> What the task requires
Repeat all of the material exactly as given.

> Task data
■ ■ ■ ■

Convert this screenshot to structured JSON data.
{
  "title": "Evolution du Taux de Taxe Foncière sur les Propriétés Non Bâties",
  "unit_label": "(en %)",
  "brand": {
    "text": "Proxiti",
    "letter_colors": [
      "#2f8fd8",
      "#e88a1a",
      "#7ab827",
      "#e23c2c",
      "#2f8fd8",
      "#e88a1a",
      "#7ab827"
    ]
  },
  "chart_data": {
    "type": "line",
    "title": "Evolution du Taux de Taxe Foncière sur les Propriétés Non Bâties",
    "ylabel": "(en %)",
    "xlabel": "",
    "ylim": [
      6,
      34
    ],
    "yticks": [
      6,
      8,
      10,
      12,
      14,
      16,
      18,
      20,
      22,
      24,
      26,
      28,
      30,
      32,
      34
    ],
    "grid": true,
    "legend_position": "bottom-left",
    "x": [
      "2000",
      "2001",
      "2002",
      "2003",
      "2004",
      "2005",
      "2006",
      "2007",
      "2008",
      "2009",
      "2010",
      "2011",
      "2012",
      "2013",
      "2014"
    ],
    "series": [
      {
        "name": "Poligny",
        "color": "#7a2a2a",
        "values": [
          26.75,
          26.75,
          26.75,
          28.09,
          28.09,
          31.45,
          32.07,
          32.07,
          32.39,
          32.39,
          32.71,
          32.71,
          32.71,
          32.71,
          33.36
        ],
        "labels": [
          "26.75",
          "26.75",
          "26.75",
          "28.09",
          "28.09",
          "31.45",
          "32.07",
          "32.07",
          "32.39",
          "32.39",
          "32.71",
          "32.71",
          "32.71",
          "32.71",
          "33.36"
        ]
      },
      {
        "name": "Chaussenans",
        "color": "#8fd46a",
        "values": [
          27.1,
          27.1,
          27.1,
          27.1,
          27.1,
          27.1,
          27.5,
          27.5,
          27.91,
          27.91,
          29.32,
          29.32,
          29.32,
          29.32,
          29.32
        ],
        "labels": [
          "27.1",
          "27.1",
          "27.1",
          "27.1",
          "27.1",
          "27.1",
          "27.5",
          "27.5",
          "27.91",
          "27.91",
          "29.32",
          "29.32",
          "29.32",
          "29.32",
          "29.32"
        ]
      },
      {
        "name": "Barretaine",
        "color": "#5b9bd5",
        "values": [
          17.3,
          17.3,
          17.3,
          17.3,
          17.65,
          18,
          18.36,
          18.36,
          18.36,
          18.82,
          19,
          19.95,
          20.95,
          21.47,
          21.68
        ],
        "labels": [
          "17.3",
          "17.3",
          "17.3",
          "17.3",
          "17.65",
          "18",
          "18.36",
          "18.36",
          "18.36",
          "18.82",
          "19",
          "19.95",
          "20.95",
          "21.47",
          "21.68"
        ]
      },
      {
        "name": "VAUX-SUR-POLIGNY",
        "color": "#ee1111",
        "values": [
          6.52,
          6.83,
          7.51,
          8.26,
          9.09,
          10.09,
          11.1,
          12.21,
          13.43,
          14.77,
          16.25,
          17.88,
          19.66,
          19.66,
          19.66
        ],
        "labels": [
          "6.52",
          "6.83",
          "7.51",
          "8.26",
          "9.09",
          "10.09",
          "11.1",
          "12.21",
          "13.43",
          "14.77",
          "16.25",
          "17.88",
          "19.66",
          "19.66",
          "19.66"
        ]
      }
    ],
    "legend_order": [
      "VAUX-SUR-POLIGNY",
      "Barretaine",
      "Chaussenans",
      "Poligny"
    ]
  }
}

■ ■ ■ ■

> Task answer
Convert this screenshot to structured JSON data.
{
  "title": "Evolution du Taux de Taxe Foncière sur les Propriétés Non Bâties",
  "unit_label": "(en %)",
  "brand": {
    "text": "Proxiti",
    "letter_colors": [
      "#2f8fd8",
      "#e88a1a",
      "#7ab827",
      "#e23c2c",
      "#2f8fd8",
      "#e88a1a",
      "#7ab827"
    ]
  },
  "chart_data": {
    "type": "line",
    "title": "Evolution du Taux de Taxe Foncière sur les Propriétés Non Bâties",
    "ylabel": "(en %)",
    "xlabel": "",
    "ylim": [
      6,
      34
    ],
    "yticks": [
      6,
      8,
      10,
      12,
      14,
      16,
      18,
      20,
      22,
      24,
      26,
      28,
      30,
      32,
      34
    ],
    "grid": true,
    "legend_position": "bottom-left",
    "x": [
      "2000",
      "2001",
      "2002",
      "2003",
      "2004",
      "2005",
      "2006",
      "2007",
      "2008",
      "2009",
      "2010",
      "2011",
      "2012",
      "2013",
      "2014"
    ],
    "series": [
      {
        "name": "Poligny",
        "color": "#7a2a2a",
        "values": [
          26.75,
          26.75,
          26.75,
          28.09,
          28.09,
          31.45,
          32.07,
          32.07,
          32.39,
          32.39,
          32.71,
          32.71,
          32.71,
          32.71,
          33.36
        ],
        "labels": [
          "26.75",
          "26.75",
          "26.75",
          "28.09",
          "28.09",
          "31.45",
          "32.07",
          "32.07",
          "32.39",
          "32.39",
          "32.71",
          "32.71",
          "32.71",
          "32.71",
          "33.36"
        ]
      },
      {
        "name": "Chaussenans",
        "color": "#8fd46a",
        "values": [
          27.1,
          27.1,
          27.1,
          27.1,
          27.1,
          27.1,
          27.5,
          27.5,
          27.91,
          27.91,
          29.32,
          29.32,
          29.32,
          29.32,
          29.32
        ],
        "labels": [
          "27.1",
          "27.1",
          "27.1",
          "27.1",
          "27.1",
          "27.1",
          "27.5",
          "27.5",
          "27.91",
          "27.91",
          "29.32",
          "29.32",
          "29.32",
          "29.32",
          "29.32"
        ]
      },
      {
        "name": "Barretaine",
        "color": "#5b9bd5",
        "values": [
          17.3,
          17.3,
          17.3,
          17.3,
          17.65,
          18,
          18.36,
          18.36,
          18.36,
          18.82,
          19,
          19.95,
          20.95,
          21.47,
          21.68
        ],
        "labels": [
          "17.3",
          "17.3",
          "17.3",
          "17.3",
          "17.65",
          "18",
          "18.36",
          "18.36",
          "18.36",
          "18.82",
          "19",
          "19.95",
          "20.95",
          "21.47",
          "21.68"
        ]
      },
      {
        "name": "VAUX-SUR-POLIGNY",
        "color": "#ee1111",
        "values": [
          6.52,
          6.83,
          7.51,
          8.26,
          9.09,
          10.09,
          11.1,
          12.21,
          13.43,
          14.77,
          16.25,
          17.88,
          19.66,
          19.66,
          19.66
        ],
        "labels": [
          "6.52",
          "6.83",
          "7.51",
          "8.26",
          "9.09",
          "10.09",
          "11.1",
          "12.21",
          "13.43",
          "14.77",
          "16.25",
          "17.88",
          "19.66",
          "19.66",
          "19.66"
        ]
      }
    ],
    "legend_order": [
      "VAUX-SUR-POLIGNY",
      "Barretaine",
      "Chaussenans",
      "Poligny"
    ]
  }
}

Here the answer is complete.